Below are some records. Say how many of their lines include the string "kraj", giving only the number.

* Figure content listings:
━━━━━━━━

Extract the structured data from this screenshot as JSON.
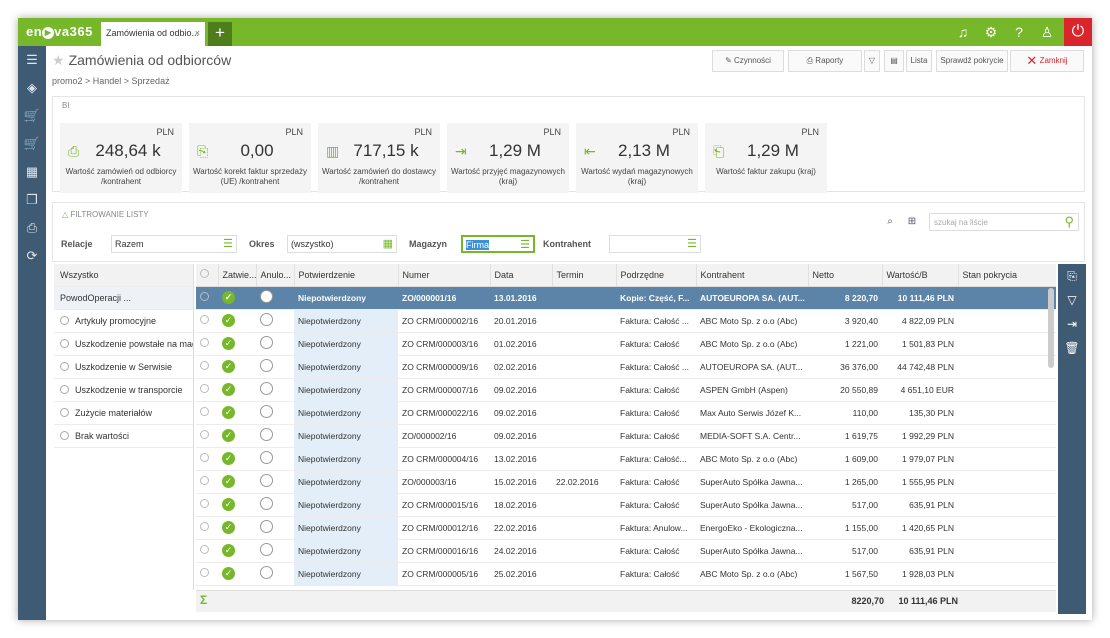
{
  "app": {
    "logo": "enova365",
    "tab_title": "Zamówienia od odbio...",
    "tab_close": "×",
    "new_tab": "+",
    "icons": [
      "bell-icon",
      "gear-icon",
      "help-icon",
      "user-icon"
    ],
    "power": "⏻",
    "accent": "#76b82a"
  },
  "nav": {
    "icons": [
      "☰",
      "◈",
      "🛒",
      "🛒",
      "▦",
      "❐",
      "⎙",
      "⟳"
    ]
  },
  "header": {
    "title": "Zamówienia od odbiorców",
    "breadcrumb": "promo2 > Handel > Sprzedaż"
  },
  "toolbar": {
    "actions": "Czynności",
    "reports": "Raporty",
    "list": "Lista",
    "check": "Sprawdź pokrycie",
    "close": "Zamknij"
  },
  "bi": {
    "label": "BI",
    "kpis": [
      {
        "currency": "PLN",
        "value": "248,64 k",
        "label": "Wartość zamówień od odbiorcy /kontrahent"
      },
      {
        "currency": "PLN",
        "value": "0,00",
        "label": "Wartość korekt faktur sprzedaży (UE) /kontrahent"
      },
      {
        "currency": "PLN",
        "value": "717,15 k",
        "label": "Wartość zamówień do dostawcy /kontrahent"
      },
      {
        "currency": "PLN",
        "value": "1,29 M",
        "label": "Wartość przyjęć magazynowych (kraj)"
      },
      {
        "currency": "PLN",
        "value": "2,13 M",
        "label": "Wartość wydań magazynowych (kraj)"
      },
      {
        "currency": "PLN",
        "value": "1,29 M",
        "label": "Wartość faktur zakupu (kraj)"
      }
    ]
  },
  "filter": {
    "title": "FILTROWANIE LISTY",
    "relacje_label": "Relacje",
    "relacje": "Razem",
    "okres_label": "Okres",
    "okres": "(wszystko)",
    "magazyn_label": "Magazyn",
    "magazyn": "Firma",
    "kontrahent_label": "Kontrahent",
    "kontrahent": "",
    "search_placeholder": "szukaj na liście"
  },
  "groups": [
    {
      "label": "Wszystko"
    },
    {
      "label": "PowodOperacji ..."
    },
    {
      "label": "Artykuły promocyjne"
    },
    {
      "label": "Uszkodzenie powstałe na magazynie"
    },
    {
      "label": "Uszkodzenie w Serwisie"
    },
    {
      "label": "Uszkodzenie w transporcie"
    },
    {
      "label": "Zużycie materiałów"
    },
    {
      "label": "Brak wartości"
    }
  ],
  "grid": {
    "columns": [
      "Zatwie...",
      "Anulo...",
      "Potwierdzenie",
      "Numer",
      "Data",
      "Termin",
      "Podrzędne",
      "Kontrahent",
      "Netto",
      "Wartość/B",
      "Stan pokrycia"
    ],
    "rows": [
      [
        "Niepotwierdzony",
        "ZO/000001/16",
        "13.01.2016",
        "",
        "Kopie: Część, F...",
        "AUTOEUROPA SA. (AUT...",
        "8 220,70",
        "10 111,46 PLN",
        ""
      ],
      [
        "Niepotwierdzony",
        "ZO CRM/000002/16",
        "20.01.2016",
        "",
        "Faktura: Całość ...",
        "ABC Moto Sp. z o.o (Abc)",
        "3 920,40",
        "4 822,09 PLN",
        ""
      ],
      [
        "Niepotwierdzony",
        "ZO CRM/000003/16",
        "01.02.2016",
        "",
        "Faktura: Całość",
        "ABC Moto Sp. z o.o (Abc)",
        "1 221,00",
        "1 501,83 PLN",
        ""
      ],
      [
        "Niepotwierdzony",
        "ZO CRM/000009/16",
        "02.02.2016",
        "",
        "Faktura: Całość ...",
        "AUTOEUROPA SA. (AUT...",
        "36 376,00",
        "44 742,48 PLN",
        ""
      ],
      [
        "Niepotwierdzony",
        "ZO CRM/000007/16",
        "09.02.2016",
        "",
        "Faktura: Całość",
        "ASPEN GmbH (Aspen)",
        "20 550,89",
        "4 651,10 EUR",
        ""
      ],
      [
        "Niepotwierdzony",
        "ZO CRM/000022/16",
        "09.02.2016",
        "",
        "Faktura: Całość",
        "Max Auto Serwis Józef K...",
        "110,00",
        "135,30 PLN",
        ""
      ],
      [
        "Niepotwierdzony",
        "ZO/000002/16",
        "09.02.2016",
        "",
        "Faktura: Całość",
        "MEDIA-SOFT S.A. Centr...",
        "1 619,75",
        "1 992,29 PLN",
        ""
      ],
      [
        "Niepotwierdzony",
        "ZO CRM/000004/16",
        "13.02.2016",
        "",
        "Faktura: Całość...",
        "ABC Moto Sp. z o.o (Abc)",
        "1 609,00",
        "1 979,07 PLN",
        ""
      ],
      [
        "Niepotwierdzony",
        "ZO/000003/16",
        "15.02.2016",
        "22.02.2016",
        "Faktura: Całość",
        "SuperAuto Spółka Jawna...",
        "1 265,00",
        "1 555,95 PLN",
        ""
      ],
      [
        "Niepotwierdzony",
        "ZO CRM/000015/16",
        "18.02.2016",
        "",
        "Faktura: Całość",
        "SuperAuto Spółka Jawna...",
        "517,00",
        "635,91 PLN",
        ""
      ],
      [
        "Niepotwierdzony",
        "ZO CRM/000012/16",
        "22.02.2016",
        "",
        "Faktura: Anulow...",
        "EnergoEko - Ekologiczna...",
        "1 155,00",
        "1 420,65 PLN",
        ""
      ],
      [
        "Niepotwierdzony",
        "ZO CRM/000016/16",
        "24.02.2016",
        "",
        "Faktura: Całość",
        "SuperAuto Spółka Jawna...",
        "517,00",
        "635,91 PLN",
        ""
      ],
      [
        "Niepotwierdzony",
        "ZO CRM/000005/16",
        "25.02.2016",
        "",
        "Faktura: Całość",
        "ABC Moto Sp. z o.o (Abc)",
        "1 567,50",
        "1 928,03 PLN",
        ""
      ]
    ],
    "footer": {
      "netto": "8220,70",
      "wartosc": "10 111,46 PLN"
    }
  }
}
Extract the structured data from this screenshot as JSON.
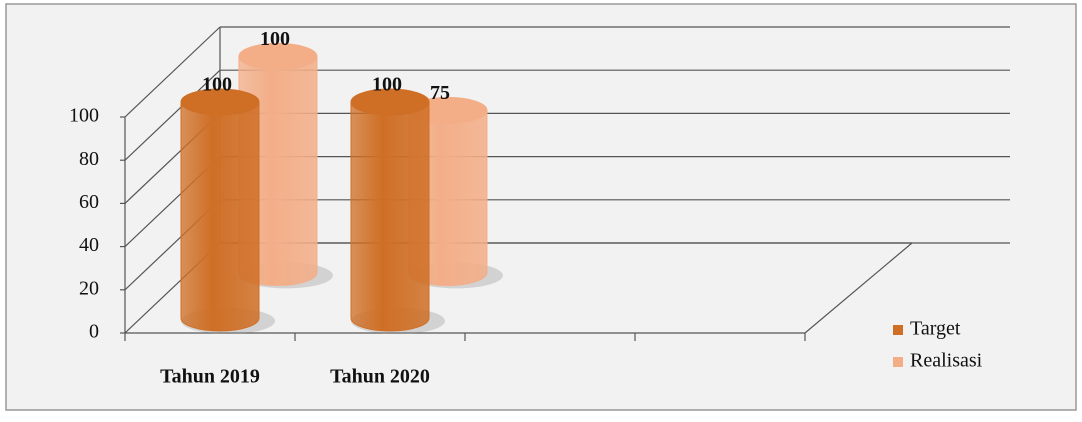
{
  "chart_data": {
    "type": "bar3d",
    "categories": [
      "Tahun 2019",
      "Tahun 2020",
      null,
      null
    ],
    "series": [
      {
        "name": "Target",
        "color": "#cf6f26",
        "values": [
          100,
          100,
          null,
          null
        ]
      },
      {
        "name": "Realisasi",
        "color": "#f3ae88",
        "values": [
          100,
          75,
          null,
          null
        ]
      }
    ],
    "ylim": [
      0,
      100
    ],
    "yticks": [
      0,
      20,
      40,
      60,
      80,
      100
    ],
    "grid": true,
    "legend": "right"
  }
}
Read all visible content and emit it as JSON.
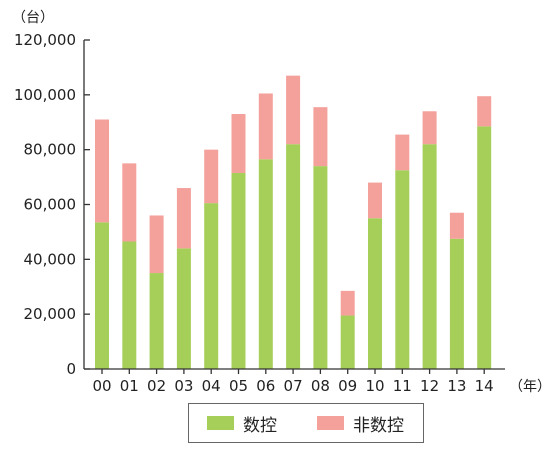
{
  "chart_data": {
    "type": "bar",
    "stacked": true,
    "title": "",
    "xlabel": "",
    "ylabel": "",
    "y_unit": "（台）",
    "x_unit": "（年）",
    "ylim": [
      0,
      120000
    ],
    "yticks": [
      0,
      20000,
      40000,
      60000,
      80000,
      100000,
      120000
    ],
    "ytick_labels": [
      "0",
      "20,000",
      "40,000",
      "60,000",
      "80,000",
      "100,000",
      "120,000"
    ],
    "categories": [
      "00",
      "01",
      "02",
      "03",
      "04",
      "05",
      "06",
      "07",
      "08",
      "09",
      "10",
      "11",
      "12",
      "13",
      "14"
    ],
    "series": [
      {
        "name": "数控",
        "color": "#a6cf5a",
        "values": [
          53500,
          46500,
          35000,
          44000,
          60500,
          71500,
          76500,
          82000,
          74000,
          19500,
          55000,
          72500,
          82000,
          47500,
          88500
        ]
      },
      {
        "name": "非数控",
        "color": "#f4a09b",
        "values": [
          37500,
          28500,
          21000,
          22000,
          19500,
          21500,
          24000,
          25000,
          21500,
          9000,
          13000,
          13000,
          12000,
          9500,
          11000
        ]
      }
    ],
    "grid": false,
    "legend": "bottom-center"
  }
}
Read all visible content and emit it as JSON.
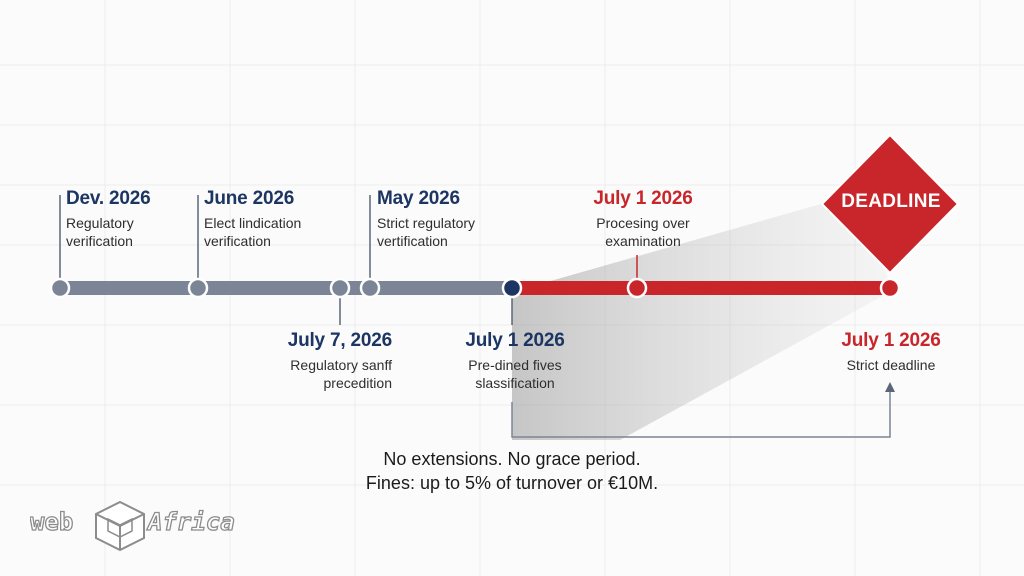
{
  "milestones_above": [
    {
      "date": "Dev. 2026",
      "line1": "Regulatory",
      "line2": "verification"
    },
    {
      "date": "June 2026",
      "line1": "Elect lindication",
      "line2": "verification"
    },
    {
      "date": "May 2026",
      "line1": "Strict regulatory",
      "line2": "vertification"
    },
    {
      "date": "July 1 2026",
      "line1": "Procesing over",
      "line2": "examination"
    }
  ],
  "milestones_below": [
    {
      "date": "July 7, 2026",
      "line1": "Regulatory sanff",
      "line2": "precedition"
    },
    {
      "date": "July 1 2026",
      "line1": "Pre-dined fives",
      "line2": "slassification"
    },
    {
      "date": "July 1 2026",
      "line1": "Strict deadline"
    }
  ],
  "deadline_badge": "DEADLINE",
  "note": {
    "line1": "No extensions. No grace period.",
    "line2": "Fines: up to 5% of turnover or €10M."
  },
  "logo": {
    "left": "web",
    "right": "Africa"
  },
  "colors": {
    "navy": "#1c3563",
    "red": "#c8262b",
    "gray_line": "#7b8595"
  }
}
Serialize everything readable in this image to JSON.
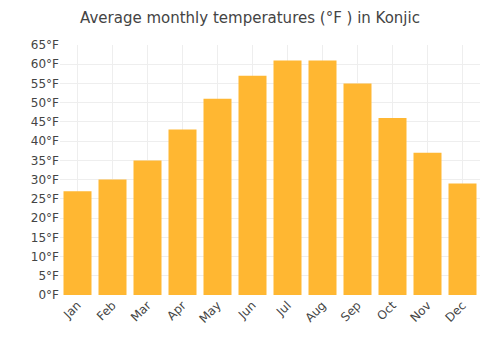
{
  "chart_data": {
    "type": "bar",
    "title": "Average monthly temperatures (°F ) in Konjic",
    "categories": [
      "Jan",
      "Feb",
      "Mar",
      "Apr",
      "May",
      "Jun",
      "Jul",
      "Aug",
      "Sep",
      "Oct",
      "Nov",
      "Dec"
    ],
    "values": [
      27,
      30,
      35,
      43,
      51,
      57,
      61,
      61,
      55,
      46,
      37,
      29
    ],
    "color": "#FFB732",
    "ylim": [
      0,
      65
    ],
    "yticks": [
      {
        "value": 0,
        "label": "0°F"
      },
      {
        "value": 5,
        "label": "5°F"
      },
      {
        "value": 10,
        "label": "10°F"
      },
      {
        "value": 15,
        "label": "15°F"
      },
      {
        "value": 20,
        "label": "20°F"
      },
      {
        "value": 25,
        "label": "25°F"
      },
      {
        "value": 30,
        "label": "30°F"
      },
      {
        "value": 35,
        "label": "35°F"
      },
      {
        "value": 40,
        "label": "40°F"
      },
      {
        "value": 45,
        "label": "45°F"
      },
      {
        "value": 50,
        "label": "50°F"
      },
      {
        "value": 55,
        "label": "55°F"
      },
      {
        "value": 60,
        "label": "60°F"
      },
      {
        "value": 65,
        "label": "65°F"
      }
    ],
    "grid": true
  }
}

━━━━━━━━

* Answer below:
3